> _Written instruction_:
Exclude the pictures, then repeat the remaining data exactly.

Extracted records:
-*-

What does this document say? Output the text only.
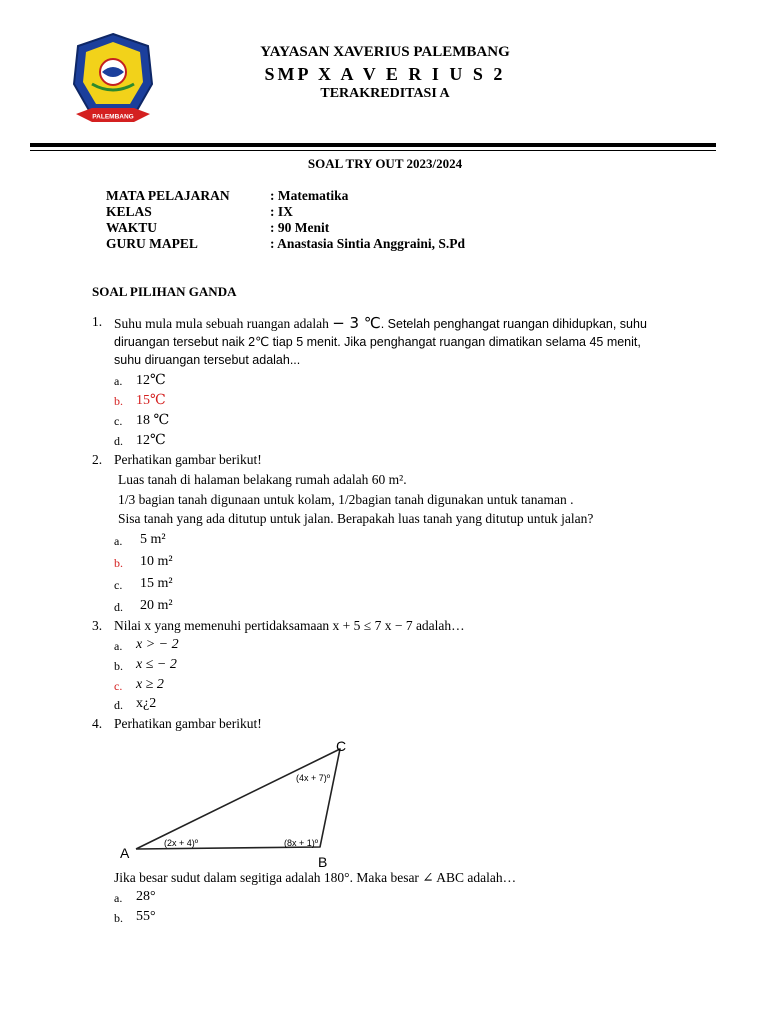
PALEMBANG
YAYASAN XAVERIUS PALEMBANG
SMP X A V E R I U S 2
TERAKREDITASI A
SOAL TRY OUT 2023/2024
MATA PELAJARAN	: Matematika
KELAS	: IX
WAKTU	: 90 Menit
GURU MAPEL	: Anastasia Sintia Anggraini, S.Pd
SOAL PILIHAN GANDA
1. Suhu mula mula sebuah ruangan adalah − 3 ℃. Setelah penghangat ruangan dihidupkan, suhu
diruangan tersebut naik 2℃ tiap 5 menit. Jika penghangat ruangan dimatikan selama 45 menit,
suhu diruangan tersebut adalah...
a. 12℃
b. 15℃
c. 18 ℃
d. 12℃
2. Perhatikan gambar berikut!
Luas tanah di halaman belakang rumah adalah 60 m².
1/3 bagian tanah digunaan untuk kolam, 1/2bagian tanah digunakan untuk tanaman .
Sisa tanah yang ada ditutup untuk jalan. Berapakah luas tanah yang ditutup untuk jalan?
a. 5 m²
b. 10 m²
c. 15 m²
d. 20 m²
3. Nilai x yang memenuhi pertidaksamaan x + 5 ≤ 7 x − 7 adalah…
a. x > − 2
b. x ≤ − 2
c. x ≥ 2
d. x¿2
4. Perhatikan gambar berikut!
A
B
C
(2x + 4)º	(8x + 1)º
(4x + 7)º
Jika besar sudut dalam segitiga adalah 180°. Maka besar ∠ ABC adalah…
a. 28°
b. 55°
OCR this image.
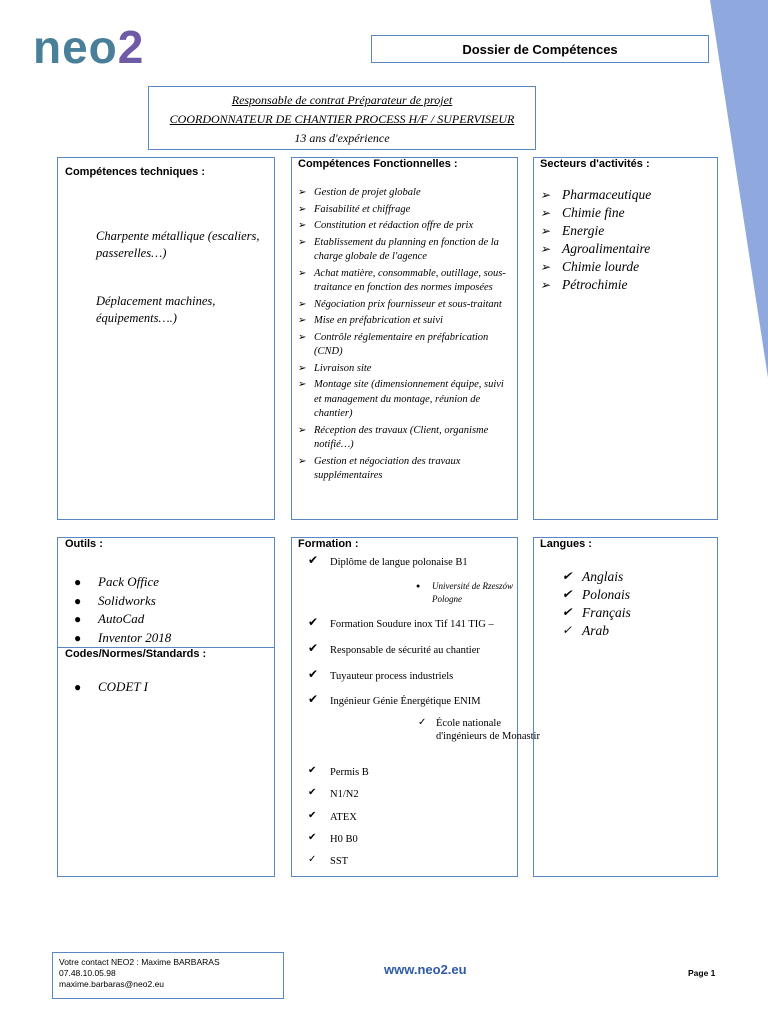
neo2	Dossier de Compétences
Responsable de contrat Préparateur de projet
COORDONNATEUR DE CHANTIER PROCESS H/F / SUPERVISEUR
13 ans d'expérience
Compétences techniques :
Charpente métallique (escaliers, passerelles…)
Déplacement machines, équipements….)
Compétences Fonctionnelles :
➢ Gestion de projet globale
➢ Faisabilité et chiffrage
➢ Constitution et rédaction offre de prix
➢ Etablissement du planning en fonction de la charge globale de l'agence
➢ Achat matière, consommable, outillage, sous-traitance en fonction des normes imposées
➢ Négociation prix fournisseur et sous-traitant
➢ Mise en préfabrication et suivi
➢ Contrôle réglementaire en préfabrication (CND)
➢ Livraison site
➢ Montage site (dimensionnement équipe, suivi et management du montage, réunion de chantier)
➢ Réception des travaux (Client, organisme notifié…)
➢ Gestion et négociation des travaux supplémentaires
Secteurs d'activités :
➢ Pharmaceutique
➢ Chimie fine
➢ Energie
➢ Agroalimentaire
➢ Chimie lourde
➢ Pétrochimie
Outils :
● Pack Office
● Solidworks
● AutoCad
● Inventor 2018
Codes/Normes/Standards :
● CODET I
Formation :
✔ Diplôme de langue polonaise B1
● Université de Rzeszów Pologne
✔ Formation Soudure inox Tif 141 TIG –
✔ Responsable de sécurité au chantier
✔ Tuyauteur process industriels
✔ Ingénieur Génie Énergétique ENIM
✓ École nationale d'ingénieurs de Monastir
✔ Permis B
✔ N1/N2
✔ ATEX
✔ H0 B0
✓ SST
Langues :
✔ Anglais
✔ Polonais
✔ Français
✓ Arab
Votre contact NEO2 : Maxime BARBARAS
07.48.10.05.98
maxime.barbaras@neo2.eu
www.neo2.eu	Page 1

-*-

> _The answer_:
What does this document say? Output the text only.
PALEMBANG
YAYASAN XAVERIUS PALEMBANG
SMP X A V E R I U S 2
TERAKREDITASI A
SOAL TRY OUT 2023/2024
MATA PELAJARAN	: Matematika
KELAS	: IX
WAKTU	: 90 Menit
GURU MAPEL	: Anastasia Sintia Anggraini, S.Pd
SOAL PILIHAN GANDA
1. Suhu mula mula sebuah ruangan adalah − 3 ℃. Setelah penghangat ruangan dihidupkan, suhu
diruangan tersebut naik 2℃ tiap 5 menit. Jika penghangat ruangan dimatikan selama 45 menit,
suhu diruangan tersebut adalah...
a. 12℃
b. 15℃
c. 18 ℃
d. 12℃
2. Perhatikan gambar berikut!
Luas tanah di halaman belakang rumah adalah 60 m².
1/3 bagian tanah digunaan untuk kolam, 1/2bagian tanah digunakan untuk tanaman .
Sisa tanah yang ada ditutup untuk jalan. Berapakah luas tanah yang ditutup untuk jalan?
a. 5 m²
b. 10 m²
c. 15 m²
d. 20 m²
3. Nilai x yang memenuhi pertidaksamaan x + 5 ≤ 7 x − 7 adalah…
a. x > − 2
b. x ≤ − 2
c. x ≥ 2
d. x¿2
4. Perhatikan gambar berikut!
A
B
C
(2x + 4)º	(8x + 1)º
(4x + 7)º
Jika besar sudut dalam segitiga adalah 180°. Maka besar ∠ ABC adalah…
a. 28°
b. 55°
OCR this image.
neo2	Dossier de Compétences
Responsable de contrat Préparateur de projet
COORDONNATEUR DE CHANTIER PROCESS H/F / SUPERVISEUR
13 ans d'expérience
Compétences techniques :
Charpente métallique (escaliers, passerelles…)
Déplacement machines, équipements….)
Compétences Fonctionnelles :
➢ Gestion de projet globale
➢ Faisabilité et chiffrage
➢ Constitution et rédaction offre de prix
➢ Etablissement du planning en fonction de la charge globale de l'agence
➢ Achat matière, consommable, outillage, sous-traitance en fonction des normes imposées
➢ Négociation prix fournisseur et sous-traitant
➢ Mise en préfabrication et suivi
➢ Contrôle réglementaire en préfabrication (CND)
➢ Livraison site
➢ Montage site (dimensionnement équipe, suivi et management du montage, réunion de chantier)
➢ Réception des travaux (Client, organisme notifié…)
➢ Gestion et négociation des travaux supplémentaires
Secteurs d'activités :
➢ Pharmaceutique
➢ Chimie fine
➢ Energie
➢ Agroalimentaire
➢ Chimie lourde
➢ Pétrochimie
Outils :
● Pack Office
● Solidworks
● AutoCad
● Inventor 2018
Codes/Normes/Standards :
● CODET I
Formation :
✔ Diplôme de langue polonaise B1
● Université de Rzeszów Pologne
✔ Formation Soudure inox Tif 141 TIG –
✔ Responsable de sécurité au chantier
✔ Tuyauteur process industriels
✔ Ingénieur Génie Énergétique ENIM
✓ École nationale d'ingénieurs de Monastir
✔ Permis B
✔ N1/N2
✔ ATEX
✔ H0 B0
✓ SST
Langues :
✔ Anglais
✔ Polonais
✔ Français
✓ Arab
Votre contact NEO2 : Maxime BARBARAS
07.48.10.05.98
maxime.barbaras@neo2.eu
www.neo2.eu	Page 1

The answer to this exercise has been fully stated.